SET EXERCISE ->
The entries below are to be repeated exactly as they stand.

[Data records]
<<<<

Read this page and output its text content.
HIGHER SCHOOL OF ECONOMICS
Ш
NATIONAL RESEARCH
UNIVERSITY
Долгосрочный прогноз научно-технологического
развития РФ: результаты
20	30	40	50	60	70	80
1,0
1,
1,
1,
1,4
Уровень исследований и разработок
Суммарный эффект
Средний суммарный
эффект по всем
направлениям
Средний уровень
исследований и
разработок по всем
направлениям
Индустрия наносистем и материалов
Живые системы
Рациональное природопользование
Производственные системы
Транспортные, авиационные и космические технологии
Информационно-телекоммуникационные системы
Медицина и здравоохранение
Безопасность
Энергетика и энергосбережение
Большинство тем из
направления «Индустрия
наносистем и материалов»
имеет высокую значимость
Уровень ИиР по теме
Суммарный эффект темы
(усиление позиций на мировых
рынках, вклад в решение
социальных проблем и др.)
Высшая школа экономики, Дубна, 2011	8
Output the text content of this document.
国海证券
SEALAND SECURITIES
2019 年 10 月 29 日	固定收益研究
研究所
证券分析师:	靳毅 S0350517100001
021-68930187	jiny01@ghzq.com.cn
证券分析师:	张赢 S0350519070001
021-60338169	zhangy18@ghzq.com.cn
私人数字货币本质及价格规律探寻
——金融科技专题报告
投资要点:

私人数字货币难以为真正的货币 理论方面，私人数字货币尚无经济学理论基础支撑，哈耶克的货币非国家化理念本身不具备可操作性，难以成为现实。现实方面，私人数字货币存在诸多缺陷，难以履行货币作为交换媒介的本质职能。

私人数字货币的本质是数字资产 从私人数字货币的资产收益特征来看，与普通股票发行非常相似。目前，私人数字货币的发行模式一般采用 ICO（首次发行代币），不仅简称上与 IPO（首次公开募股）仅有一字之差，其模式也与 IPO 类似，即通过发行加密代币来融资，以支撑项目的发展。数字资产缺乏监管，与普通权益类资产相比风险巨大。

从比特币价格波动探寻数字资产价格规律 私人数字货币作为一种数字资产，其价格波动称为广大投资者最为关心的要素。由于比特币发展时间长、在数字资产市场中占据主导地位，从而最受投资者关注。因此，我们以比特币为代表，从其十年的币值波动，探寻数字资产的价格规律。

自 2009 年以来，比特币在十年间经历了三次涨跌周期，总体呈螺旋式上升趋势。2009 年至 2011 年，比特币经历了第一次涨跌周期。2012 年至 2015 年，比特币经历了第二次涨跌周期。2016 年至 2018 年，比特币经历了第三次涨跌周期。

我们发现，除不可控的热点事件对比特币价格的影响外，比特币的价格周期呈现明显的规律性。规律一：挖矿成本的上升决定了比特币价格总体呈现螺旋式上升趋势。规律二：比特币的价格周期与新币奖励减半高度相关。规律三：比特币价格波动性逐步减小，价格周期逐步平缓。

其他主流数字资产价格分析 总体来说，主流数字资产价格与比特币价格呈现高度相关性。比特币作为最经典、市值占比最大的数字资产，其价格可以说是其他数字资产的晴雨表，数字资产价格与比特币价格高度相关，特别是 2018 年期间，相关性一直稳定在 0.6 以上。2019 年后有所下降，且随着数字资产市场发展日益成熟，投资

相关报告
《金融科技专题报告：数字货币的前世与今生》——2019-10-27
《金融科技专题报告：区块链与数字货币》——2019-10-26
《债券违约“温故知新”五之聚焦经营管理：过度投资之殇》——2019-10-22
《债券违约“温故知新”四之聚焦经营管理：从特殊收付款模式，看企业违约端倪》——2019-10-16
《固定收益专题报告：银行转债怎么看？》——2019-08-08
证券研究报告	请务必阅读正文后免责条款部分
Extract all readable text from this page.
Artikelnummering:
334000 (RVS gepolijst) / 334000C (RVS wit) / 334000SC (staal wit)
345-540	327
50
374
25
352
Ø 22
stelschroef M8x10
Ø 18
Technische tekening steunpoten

>>>>

EXPECTED ANSWER ->
Read this page and output its text content.
HIGHER SCHOOL OF ECONOMICS
Ш
NATIONAL RESEARCH
UNIVERSITY
Долгосрочный прогноз научно-технологического
развития РФ: результаты
20	30	40	50	60	70	80
1,0
1,
1,
1,
1,4
Уровень исследований и разработок
Суммарный эффект
Средний суммарный
эффект по всем
направлениям
Средний уровень
исследований и
разработок по всем
направлениям
Индустрия наносистем и материалов
Живые системы
Рациональное природопользование
Производственные системы
Транспортные, авиационные и космические технологии
Информационно-телекоммуникационные системы
Медицина и здравоохранение
Безопасность
Энергетика и энергосбережение
Большинство тем из
направления «Индустрия
наносистем и материалов»
имеет высокую значимость
Уровень ИиР по теме
Суммарный эффект темы
(усиление позиций на мировых
рынках, вклад в решение
социальных проблем и др.)
Высшая школа экономики, Дубна, 2011	8
Output the text content of this document.
国海证券
SEALAND SECURITIES
2019 年 10 月 29 日	固定收益研究
研究所
证券分析师:	靳毅 S0350517100001
021-68930187	jiny01@ghzq.com.cn
证券分析师:	张赢 S0350519070001
021-60338169	zhangy18@ghzq.com.cn
私人数字货币本质及价格规律探寻
——金融科技专题报告
投资要点:

私人数字货币难以为真正的货币 理论方面，私人数字货币尚无经济学理论基础支撑，哈耶克的货币非国家化理念本身不具备可操作性，难以成为现实。现实方面，私人数字货币存在诸多缺陷，难以履行货币作为交换媒介的本质职能。

私人数字货币的本质是数字资产 从私人数字货币的资产收益特征来看，与普通股票发行非常相似。目前，私人数字货币的发行模式一般采用 ICO（首次发行代币），不仅简称上与 IPO（首次公开募股）仅有一字之差，其模式也与 IPO 类似，即通过发行加密代币来融资，以支撑项目的发展。数字资产缺乏监管，与普通权益类资产相比风险巨大。

从比特币价格波动探寻数字资产价格规律 私人数字货币作为一种数字资产，其价格波动称为广大投资者最为关心的要素。由于比特币发展时间长、在数字资产市场中占据主导地位，从而最受投资者关注。因此，我们以比特币为代表，从其十年的币值波动，探寻数字资产的价格规律。

自 2009 年以来，比特币在十年间经历了三次涨跌周期，总体呈螺旋式上升趋势。2009 年至 2011 年，比特币经历了第一次涨跌周期。2012 年至 2015 年，比特币经历了第二次涨跌周期。2016 年至 2018 年，比特币经历了第三次涨跌周期。

我们发现，除不可控的热点事件对比特币价格的影响外，比特币的价格周期呈现明显的规律性。规律一：挖矿成本的上升决定了比特币价格总体呈现螺旋式上升趋势。规律二：比特币的价格周期与新币奖励减半高度相关。规律三：比特币价格波动性逐步减小，价格周期逐步平缓。

其他主流数字资产价格分析 总体来说，主流数字资产价格与比特币价格呈现高度相关性。比特币作为最经典、市值占比最大的数字资产，其价格可以说是其他数字资产的晴雨表，数字资产价格与比特币价格高度相关，特别是 2018 年期间，相关性一直稳定在 0.6 以上。2019 年后有所下降，且随着数字资产市场发展日益成熟，投资

相关报告
《金融科技专题报告：数字货币的前世与今生》——2019-10-27
《金融科技专题报告：区块链与数字货币》——2019-10-26
《债券违约“温故知新”五之聚焦经营管理：过度投资之殇》——2019-10-22
《债券违约“温故知新”四之聚焦经营管理：从特殊收付款模式，看企业违约端倪》——2019-10-16
《固定收益专题报告：银行转债怎么看？》——2019-08-08
证券研究报告	请务必阅读正文后免责条款部分
Extract all readable text from this page.
Artikelnummering:
334000 (RVS gepolijst) / 334000C (RVS wit) / 334000SC (staal wit)
345-540	327
50
374
25
352
Ø 22
stelschroef M8x10
Ø 18
Technische tekening steunpoten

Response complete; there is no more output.